## PROBLEM REQUIREMENTS
Repeat the records below exactly.
— start EXERCISE INPUTS —
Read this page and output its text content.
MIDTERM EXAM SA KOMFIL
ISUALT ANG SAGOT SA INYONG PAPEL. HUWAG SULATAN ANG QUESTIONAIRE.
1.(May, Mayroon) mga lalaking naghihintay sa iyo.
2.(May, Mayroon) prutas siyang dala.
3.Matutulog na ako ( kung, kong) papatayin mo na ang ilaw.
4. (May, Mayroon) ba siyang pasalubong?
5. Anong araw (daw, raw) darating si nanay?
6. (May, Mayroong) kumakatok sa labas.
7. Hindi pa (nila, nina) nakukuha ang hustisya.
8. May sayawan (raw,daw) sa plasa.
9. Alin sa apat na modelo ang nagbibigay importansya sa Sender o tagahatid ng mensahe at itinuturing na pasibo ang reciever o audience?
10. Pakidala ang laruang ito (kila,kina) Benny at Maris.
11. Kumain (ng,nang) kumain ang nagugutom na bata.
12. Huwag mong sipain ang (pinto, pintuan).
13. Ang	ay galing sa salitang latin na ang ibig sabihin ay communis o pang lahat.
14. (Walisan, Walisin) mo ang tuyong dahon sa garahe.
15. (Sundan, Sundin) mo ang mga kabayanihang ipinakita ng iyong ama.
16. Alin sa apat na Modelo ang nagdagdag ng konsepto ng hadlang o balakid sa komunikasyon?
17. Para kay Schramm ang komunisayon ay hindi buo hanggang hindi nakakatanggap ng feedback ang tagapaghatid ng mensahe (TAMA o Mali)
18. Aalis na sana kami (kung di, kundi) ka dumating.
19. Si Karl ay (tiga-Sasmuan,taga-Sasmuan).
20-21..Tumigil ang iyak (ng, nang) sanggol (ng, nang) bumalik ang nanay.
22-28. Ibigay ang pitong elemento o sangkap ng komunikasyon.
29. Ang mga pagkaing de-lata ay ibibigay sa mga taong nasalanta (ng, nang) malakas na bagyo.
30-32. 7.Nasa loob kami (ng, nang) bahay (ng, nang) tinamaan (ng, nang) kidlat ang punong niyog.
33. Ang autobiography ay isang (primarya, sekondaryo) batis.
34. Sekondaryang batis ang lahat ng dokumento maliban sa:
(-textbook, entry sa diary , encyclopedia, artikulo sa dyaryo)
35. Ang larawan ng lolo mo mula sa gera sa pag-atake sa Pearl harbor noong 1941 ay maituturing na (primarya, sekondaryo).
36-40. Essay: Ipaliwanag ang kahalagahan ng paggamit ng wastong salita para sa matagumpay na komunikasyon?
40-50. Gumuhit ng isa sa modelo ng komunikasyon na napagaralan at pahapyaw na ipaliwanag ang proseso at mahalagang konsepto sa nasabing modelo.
— end EXERCISE INPUTS —
## EXERCISE OUTPUT
Read this page and output its text content.
MIDTERM EXAM SA KOMFIL
ISUALT ANG SAGOT SA INYONG PAPEL. HUWAG SULATAN ANG QUESTIONAIRE.
1.(May, Mayroon) mga lalaking naghihintay sa iyo.
2.(May, Mayroon) prutas siyang dala.
3.Matutulog na ako ( kung, kong) papatayin mo na ang ilaw.
4. (May, Mayroon) ba siyang pasalubong?
5. Anong araw (daw, raw) darating si nanay?
6. (May, Mayroong) kumakatok sa labas.
7. Hindi pa (nila, nina) nakukuha ang hustisya.
8. May sayawan (raw,daw) sa plasa.
9. Alin sa apat na modelo ang nagbibigay importansya sa Sender o tagahatid ng mensahe at itinuturing na pasibo ang reciever o audience?
10. Pakidala ang laruang ito (kila,kina) Benny at Maris.
11. Kumain (ng,nang) kumain ang nagugutom na bata.
12. Huwag mong sipain ang (pinto, pintuan).
13. Ang	ay galing sa salitang latin na ang ibig sabihin ay communis o pang lahat.
14. (Walisan, Walisin) mo ang tuyong dahon sa garahe.
15. (Sundan, Sundin) mo ang mga kabayanihang ipinakita ng iyong ama.
16. Alin sa apat na Modelo ang nagdagdag ng konsepto ng hadlang o balakid sa komunikasyon?
17. Para kay Schramm ang komunisayon ay hindi buo hanggang hindi nakakatanggap ng feedback ang tagapaghatid ng mensahe (TAMA o Mali)
18. Aalis na sana kami (kung di, kundi) ka dumating.
19. Si Karl ay (tiga-Sasmuan,taga-Sasmuan).
20-21..Tumigil ang iyak (ng, nang) sanggol (ng, nang) bumalik ang nanay.
22-28. Ibigay ang pitong elemento o sangkap ng komunikasyon.
29. Ang mga pagkaing de-lata ay ibibigay sa mga taong nasalanta (ng, nang) malakas na bagyo.
30-32. 7.Nasa loob kami (ng, nang) bahay (ng, nang) tinamaan (ng, nang) kidlat ang punong niyog.
33. Ang autobiography ay isang (primarya, sekondaryo) batis.
34. Sekondaryang batis ang lahat ng dokumento maliban sa:
(-textbook, entry sa diary , encyclopedia, artikulo sa dyaryo)
35. Ang larawan ng lolo mo mula sa gera sa pag-atake sa Pearl harbor noong 1941 ay maituturing na (primarya, sekondaryo).
36-40. Essay: Ipaliwanag ang kahalagahan ng paggamit ng wastong salita para sa matagumpay na komunikasyon?
40-50. Gumuhit ng isa sa modelo ng komunikasyon na napagaralan at pahapyaw na ipaliwanag ang proseso at mahalagang konsepto sa nasabing modelo.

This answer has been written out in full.